Short problem: Can the data below be echoed back word for word?

Entries from a dataset:
=======
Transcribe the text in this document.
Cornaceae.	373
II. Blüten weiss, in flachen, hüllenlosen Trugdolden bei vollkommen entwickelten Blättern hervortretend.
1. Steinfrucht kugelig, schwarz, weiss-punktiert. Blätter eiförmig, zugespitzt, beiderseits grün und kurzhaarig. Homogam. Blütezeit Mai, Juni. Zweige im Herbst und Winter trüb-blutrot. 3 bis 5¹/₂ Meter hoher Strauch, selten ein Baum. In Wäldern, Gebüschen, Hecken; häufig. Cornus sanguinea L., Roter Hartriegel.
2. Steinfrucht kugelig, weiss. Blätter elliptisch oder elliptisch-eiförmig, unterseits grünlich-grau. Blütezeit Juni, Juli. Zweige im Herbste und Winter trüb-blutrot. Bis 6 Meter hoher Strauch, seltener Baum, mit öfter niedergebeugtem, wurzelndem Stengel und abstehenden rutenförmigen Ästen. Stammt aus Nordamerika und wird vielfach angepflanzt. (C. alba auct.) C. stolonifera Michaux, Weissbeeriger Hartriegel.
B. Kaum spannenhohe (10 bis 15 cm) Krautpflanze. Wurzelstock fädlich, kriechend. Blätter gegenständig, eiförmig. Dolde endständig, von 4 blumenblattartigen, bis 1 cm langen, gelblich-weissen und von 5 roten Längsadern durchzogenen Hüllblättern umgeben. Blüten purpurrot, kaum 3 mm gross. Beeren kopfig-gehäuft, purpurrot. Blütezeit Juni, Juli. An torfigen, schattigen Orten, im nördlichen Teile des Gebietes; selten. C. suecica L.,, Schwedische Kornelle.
=======
Reply:
Transcribe the text in this document.
Cornaceae.	373
II. Blüten weiss, in flachen, hüllenlosen Trugdolden bei vollkommen entwickelten Blättern hervortretend.
1. Steinfrucht kugelig, schwarz, weiss-punktiert. Blätter eiförmig, zugespitzt, beiderseits grün und kurzhaarig. Homogam. Blütezeit Mai, Juni. Zweige im Herbst und Winter trüb-blutrot. 3 bis 5¹/₂ Meter hoher Strauch, selten ein Baum. In Wäldern, Gebüschen, Hecken; häufig. Cornus sanguinea L., Roter Hartriegel.
2. Steinfrucht kugelig, weiss. Blätter elliptisch oder elliptisch-eiförmig, unterseits grünlich-grau. Blütezeit Juni, Juli. Zweige im Herbste und Winter trüb-blutrot. Bis 6 Meter hoher Strauch, seltener Baum, mit öfter niedergebeugtem, wurzelndem Stengel und abstehenden rutenförmigen Ästen. Stammt aus Nordamerika und wird vielfach angepflanzt. (C. alba auct.) C. stolonifera Michaux, Weissbeeriger Hartriegel.
B. Kaum spannenhohe (10 bis 15 cm) Krautpflanze. Wurzelstock fädlich, kriechend. Blätter gegenständig, eiförmig. Dolde endständig, von 4 blumenblattartigen, bis 1 cm langen, gelblich-weissen und von 5 roten Längsadern durchzogenen Hüllblättern umgeben. Blüten purpurrot, kaum 3 mm gross. Beeren kopfig-gehäuft, purpurrot. Blütezeit Juni, Juli. An torfigen, schattigen Orten, im nördlichen Teile des Gebietes; selten. C. suecica L.,, Schwedische Kornelle.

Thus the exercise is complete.